- **Task brief**:
Omit all images. Write out the rest of the material exactly.

## Begin Recorded data

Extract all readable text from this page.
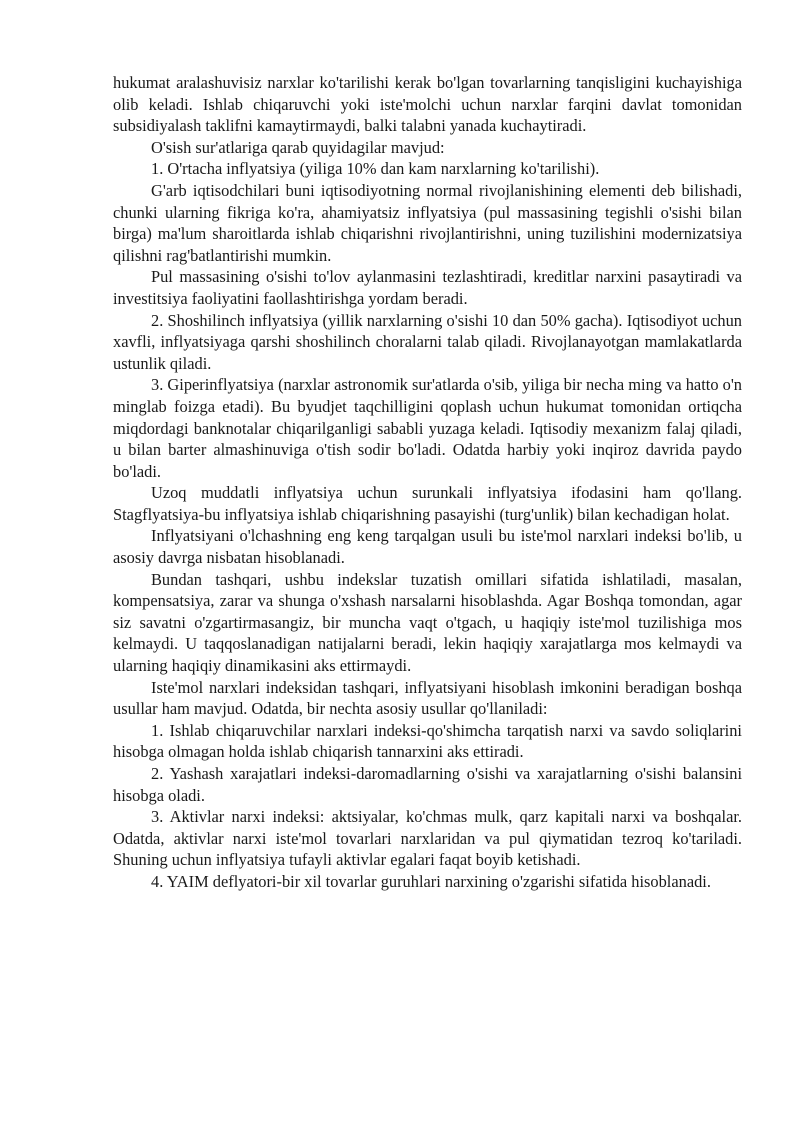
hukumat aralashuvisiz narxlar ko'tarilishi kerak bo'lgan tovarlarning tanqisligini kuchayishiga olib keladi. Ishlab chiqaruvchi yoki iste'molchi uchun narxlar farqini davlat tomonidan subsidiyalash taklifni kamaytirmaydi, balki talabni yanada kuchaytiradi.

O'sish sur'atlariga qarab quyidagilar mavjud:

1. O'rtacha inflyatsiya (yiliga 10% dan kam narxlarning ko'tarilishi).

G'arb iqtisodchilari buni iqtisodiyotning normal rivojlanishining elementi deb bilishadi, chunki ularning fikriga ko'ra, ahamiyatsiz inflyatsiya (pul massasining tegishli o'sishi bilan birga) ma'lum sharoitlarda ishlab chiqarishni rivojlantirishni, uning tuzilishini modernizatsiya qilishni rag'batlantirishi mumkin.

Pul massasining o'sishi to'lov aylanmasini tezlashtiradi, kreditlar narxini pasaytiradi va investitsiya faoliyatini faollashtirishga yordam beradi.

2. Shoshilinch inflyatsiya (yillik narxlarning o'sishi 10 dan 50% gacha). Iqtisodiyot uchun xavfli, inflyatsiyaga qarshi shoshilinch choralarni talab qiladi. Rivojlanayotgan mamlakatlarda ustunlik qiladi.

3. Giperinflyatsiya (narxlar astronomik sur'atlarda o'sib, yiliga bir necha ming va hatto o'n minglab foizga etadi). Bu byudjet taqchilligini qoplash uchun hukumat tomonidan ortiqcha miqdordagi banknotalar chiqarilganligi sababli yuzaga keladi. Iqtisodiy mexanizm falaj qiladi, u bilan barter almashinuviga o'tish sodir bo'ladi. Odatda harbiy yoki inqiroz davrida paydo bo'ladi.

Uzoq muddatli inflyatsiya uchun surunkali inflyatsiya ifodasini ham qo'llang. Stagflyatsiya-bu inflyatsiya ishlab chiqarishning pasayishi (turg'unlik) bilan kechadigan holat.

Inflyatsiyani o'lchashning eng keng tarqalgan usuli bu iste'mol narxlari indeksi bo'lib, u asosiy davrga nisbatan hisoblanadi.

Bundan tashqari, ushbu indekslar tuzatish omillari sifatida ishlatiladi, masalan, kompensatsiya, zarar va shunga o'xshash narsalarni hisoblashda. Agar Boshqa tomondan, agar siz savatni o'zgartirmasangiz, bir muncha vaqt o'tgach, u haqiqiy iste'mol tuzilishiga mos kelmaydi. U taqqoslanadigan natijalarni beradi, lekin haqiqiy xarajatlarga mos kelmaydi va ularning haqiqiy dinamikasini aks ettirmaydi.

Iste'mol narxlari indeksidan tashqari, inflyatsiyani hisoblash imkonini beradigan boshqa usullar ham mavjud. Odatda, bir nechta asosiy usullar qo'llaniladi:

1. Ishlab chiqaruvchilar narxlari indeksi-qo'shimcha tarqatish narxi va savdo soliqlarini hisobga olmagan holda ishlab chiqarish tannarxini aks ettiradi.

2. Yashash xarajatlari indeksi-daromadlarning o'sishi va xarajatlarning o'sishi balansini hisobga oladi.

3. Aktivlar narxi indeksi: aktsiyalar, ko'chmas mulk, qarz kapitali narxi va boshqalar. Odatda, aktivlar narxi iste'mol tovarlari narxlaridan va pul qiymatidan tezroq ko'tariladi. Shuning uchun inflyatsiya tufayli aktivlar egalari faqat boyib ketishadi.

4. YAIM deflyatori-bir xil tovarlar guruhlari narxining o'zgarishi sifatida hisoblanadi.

## End Recorded data

- **Full solution**:
Extract all readable text from this page.
hukumat aralashuvisiz narxlar ko'tarilishi kerak bo'lgan tovarlarning tanqisligini kuchayishiga olib keladi. Ishlab chiqaruvchi yoki iste'molchi uchun narxlar farqini davlat tomonidan subsidiyalash taklifni kamaytirmaydi, balki talabni yanada kuchaytiradi.

O'sish sur'atlariga qarab quyidagilar mavjud:

1. O'rtacha inflyatsiya (yiliga 10% dan kam narxlarning ko'tarilishi).

G'arb iqtisodchilari buni iqtisodiyotning normal rivojlanishining elementi deb bilishadi, chunki ularning fikriga ko'ra, ahamiyatsiz inflyatsiya (pul massasining tegishli o'sishi bilan birga) ma'lum sharoitlarda ishlab chiqarishni rivojlantirishni, uning tuzilishini modernizatsiya qilishni rag'batlantirishi mumkin.

Pul massasining o'sishi to'lov aylanmasini tezlashtiradi, kreditlar narxini pasaytiradi va investitsiya faoliyatini faollashtirishga yordam beradi.

2. Shoshilinch inflyatsiya (yillik narxlarning o'sishi 10 dan 50% gacha). Iqtisodiyot uchun xavfli, inflyatsiyaga qarshi shoshilinch choralarni talab qiladi. Rivojlanayotgan mamlakatlarda ustunlik qiladi.

3. Giperinflyatsiya (narxlar astronomik sur'atlarda o'sib, yiliga bir necha ming va hatto o'n minglab foizga etadi). Bu byudjet taqchilligini qoplash uchun hukumat tomonidan ortiqcha miqdordagi banknotalar chiqarilganligi sababli yuzaga keladi. Iqtisodiy mexanizm falaj qiladi, u bilan barter almashinuviga o'tish sodir bo'ladi. Odatda harbiy yoki inqiroz davrida paydo bo'ladi.

Uzoq muddatli inflyatsiya uchun surunkali inflyatsiya ifodasini ham qo'llang. Stagflyatsiya-bu inflyatsiya ishlab chiqarishning pasayishi (turg'unlik) bilan kechadigan holat.

Inflyatsiyani o'lchashning eng keng tarqalgan usuli bu iste'mol narxlari indeksi bo'lib, u asosiy davrga nisbatan hisoblanadi.

Bundan tashqari, ushbu indekslar tuzatish omillari sifatida ishlatiladi, masalan, kompensatsiya, zarar va shunga o'xshash narsalarni hisoblashda. Agar Boshqa tomondan, agar siz savatni o'zgartirmasangiz, bir muncha vaqt o'tgach, u haqiqiy iste'mol tuzilishiga mos kelmaydi. U taqqoslanadigan natijalarni beradi, lekin haqiqiy xarajatlarga mos kelmaydi va ularning haqiqiy dinamikasini aks ettirmaydi.

Iste'mol narxlari indeksidan tashqari, inflyatsiyani hisoblash imkonini beradigan boshqa usullar ham mavjud. Odatda, bir nechta asosiy usullar qo'llaniladi:

1. Ishlab chiqaruvchilar narxlari indeksi-qo'shimcha tarqatish narxi va savdo soliqlarini hisobga olmagan holda ishlab chiqarish tannarxini aks ettiradi.

2. Yashash xarajatlari indeksi-daromadlarning o'sishi va xarajatlarning o'sishi balansini hisobga oladi.

3. Aktivlar narxi indeksi: aktsiyalar, ko'chmas mulk, qarz kapitali narxi va boshqalar. Odatda, aktivlar narxi iste'mol tovarlari narxlaridan va pul qiymatidan tezroq ko'tariladi. Shuning uchun inflyatsiya tufayli aktivlar egalari faqat boyib ketishadi.

4. YAIM deflyatori-bir xil tovarlar guruhlari narxining o'zgarishi sifatida hisoblanadi.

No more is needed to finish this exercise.